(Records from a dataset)
-- Begin --

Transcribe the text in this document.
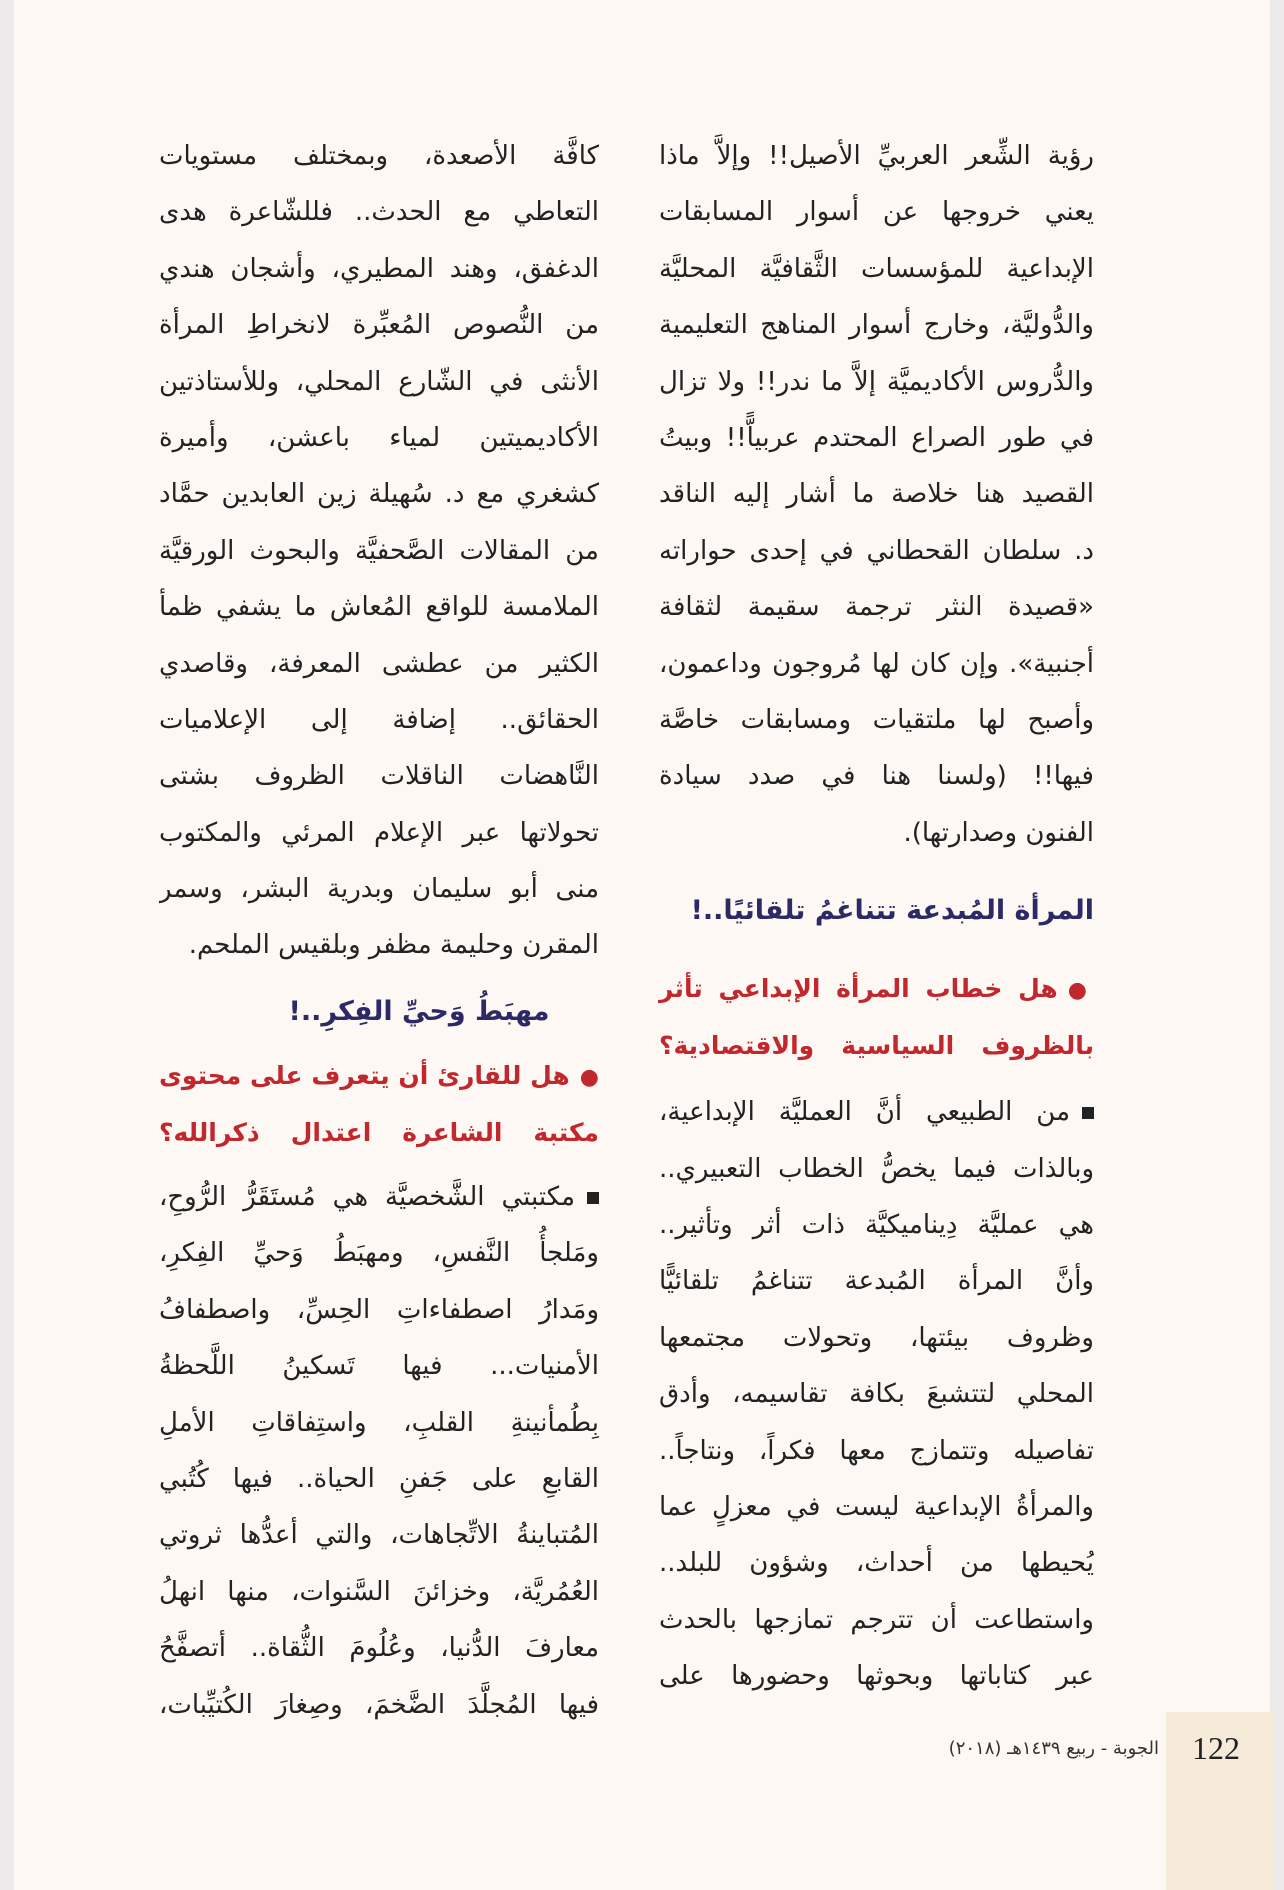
رؤية الشِّعر العربيِّ الأصيل!! وإلاَّ ماذا
يعني خروجها عن أسوار المسابقات
الإبداعية للمؤسسات الثَّقافيَّة المحليَّة
والدُّوليَّة، وخارج أسوار المناهج التعليمية
والدُّروس الأكاديميَّة إلاَّ ما ندر!! ولا تزال
في طور الصراع المحتدم عربياًّ!! وبيتُ
القصيد هنا خلاصة ما أشار إليه الناقد
د. سلطان القحطاني في إحدى حواراته
«قصيدة النثر ترجمة سقيمة لثقافة
أجنبية». وإن كان لها مُروجون وداعمون،
وأصبح لها ملتقيات ومسابقات خاصَّة
فيها!! (ولسنا هنا في صدد سيادة
الفنون وصدارتها).
المرأة المُبدعة تتناغمُ تلقائيًا..!
●هل خطاب المرأة الإبداعي تأثر
بالظروف السياسية والاقتصادية؟
من الطبيعي أنَّ العمليَّة الإبداعية،
وبالذات فيما يخصُّ الخطاب التعبيري..
هي عمليَّة دِيناميكيَّة ذات أثر وتأثير..
وأنَّ المرأة المُبدعة تتناغمُ تلقائيًّا
وظروف بيئتها، وتحولات مجتمعها
المحلي لتتشبعَ بكافة تقاسيمه، وأدق
تفاصيله وتتمازج معها فكراً، ونتاجاً..
والمرأةُ الإبداعية ليست في معزلٍ عما
يُحيطها من أحداث، وشؤون للبلد..
واستطاعت أن تترجم تمازجها بالحدث
عبر كتاباتها وبحوثها وحضورها على
كافَّة الأصعدة، وبمختلف مستويات
التعاطي مع الحدث.. فللشّاعرة هدى
الدغفق، وهند المطيري، وأشجان هندي
من النُّصوص المُعبِّرة لانخراطِ المرأة
الأنثى في الشّارع المحلي، وللأستاذتين
الأكاديميتين لمياء باعشن، وأميرة
كشغري مع د. سُهيلة زين العابدين حمَّاد
من المقالات الصَّحفيَّة والبحوث الورقيَّة
الملامسة للواقع المُعاش ما يشفي ظمأ
الكثير من عطشى المعرفة، وقاصدي
الحقائق.. إضافة إلى الإعلاميات
النَّاهضات الناقلات الظروف بشتى
تحولاتها عبر الإعلام المرئي والمكتوب
منى أبو سليمان وبدرية البشر، وسمر
المقرن وحليمة مظفر وبلقيس الملحم.
مهبَطُ وَحيِّ الفِكرِ..!
●هل للقارئ أن يتعرف على محتوى
مكتبة الشاعرة اعتدال ذكرالله؟
مكتبتي الشَّخصيَّة هي مُستَقَرُّ الرُّوحِ،
ومَلجأُ النَّفسِ، ومهبَطُ وَحيِّ الفِكرِ،
ومَدارُ اصطفاءاتِ الحِسِّ، واصطفافُ
الأمنيات... فيها تَسكينُ اللَّحظةُ
بِطُمأنينةِ القلبِ، واستِفاقاتِ الأملِ
القابعِ على جَفنِ الحياة.. فيها كُتُبي
المُتباينةُ الاتِّجاهات، والتي أعدُّها ثروتي
العُمُريَّة، وخزائنَ السَّنوات، منها انهلُ
معارفَ الدُّنيا، وعُلُومَ الثُّقاة.. أتصفَّحُ
فيها المُجلَّدَ الضَّخمَ، وصِغارَ الكُتيِّبات،
122
الجوبة - ربيع ١٤٣٩هـ (٢٠١٨)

-- End --

**Task directions**
Quote the material word for word, dropping any images it holds.

**Solution to this exercise**
Transcribe the text in this document.
رؤية الشِّعر العربيِّ الأصيل!! وإلاَّ ماذا
يعني خروجها عن أسوار المسابقات
الإبداعية للمؤسسات الثَّقافيَّة المحليَّة
والدُّوليَّة، وخارج أسوار المناهج التعليمية
والدُّروس الأكاديميَّة إلاَّ ما ندر!! ولا تزال
في طور الصراع المحتدم عربياًّ!! وبيتُ
القصيد هنا خلاصة ما أشار إليه الناقد
د. سلطان القحطاني في إحدى حواراته
«قصيدة النثر ترجمة سقيمة لثقافة
أجنبية». وإن كان لها مُروجون وداعمون،
وأصبح لها ملتقيات ومسابقات خاصَّة
فيها!! (ولسنا هنا في صدد سيادة
الفنون وصدارتها).
المرأة المُبدعة تتناغمُ تلقائيًا..!
●هل خطاب المرأة الإبداعي تأثر
بالظروف السياسية والاقتصادية؟
من الطبيعي أنَّ العمليَّة الإبداعية،
وبالذات فيما يخصُّ الخطاب التعبيري..
هي عمليَّة دِيناميكيَّة ذات أثر وتأثير..
وأنَّ المرأة المُبدعة تتناغمُ تلقائيًّا
وظروف بيئتها، وتحولات مجتمعها
المحلي لتتشبعَ بكافة تقاسيمه، وأدق
تفاصيله وتتمازج معها فكراً، ونتاجاً..
والمرأةُ الإبداعية ليست في معزلٍ عما
يُحيطها من أحداث، وشؤون للبلد..
واستطاعت أن تترجم تمازجها بالحدث
عبر كتاباتها وبحوثها وحضورها على
كافَّة الأصعدة، وبمختلف مستويات
التعاطي مع الحدث.. فللشّاعرة هدى
الدغفق، وهند المطيري، وأشجان هندي
من النُّصوص المُعبِّرة لانخراطِ المرأة
الأنثى في الشّارع المحلي، وللأستاذتين
الأكاديميتين لمياء باعشن، وأميرة
كشغري مع د. سُهيلة زين العابدين حمَّاد
من المقالات الصَّحفيَّة والبحوث الورقيَّة
الملامسة للواقع المُعاش ما يشفي ظمأ
الكثير من عطشى المعرفة، وقاصدي
الحقائق.. إضافة إلى الإعلاميات
النَّاهضات الناقلات الظروف بشتى
تحولاتها عبر الإعلام المرئي والمكتوب
منى أبو سليمان وبدرية البشر، وسمر
المقرن وحليمة مظفر وبلقيس الملحم.
مهبَطُ وَحيِّ الفِكرِ..!
●هل للقارئ أن يتعرف على محتوى
مكتبة الشاعرة اعتدال ذكرالله؟
مكتبتي الشَّخصيَّة هي مُستَقَرُّ الرُّوحِ،
ومَلجأُ النَّفسِ، ومهبَطُ وَحيِّ الفِكرِ،
ومَدارُ اصطفاءاتِ الحِسِّ، واصطفافُ
الأمنيات... فيها تَسكينُ اللَّحظةُ
بِطُمأنينةِ القلبِ، واستِفاقاتِ الأملِ
القابعِ على جَفنِ الحياة.. فيها كُتُبي
المُتباينةُ الاتِّجاهات، والتي أعدُّها ثروتي
العُمُريَّة، وخزائنَ السَّنوات، منها انهلُ
معارفَ الدُّنيا، وعُلُومَ الثُّقاة.. أتصفَّحُ
فيها المُجلَّدَ الضَّخمَ، وصِغارَ الكُتيِّبات،
122
الجوبة - ربيع ١٤٣٩هـ (٢٠١٨)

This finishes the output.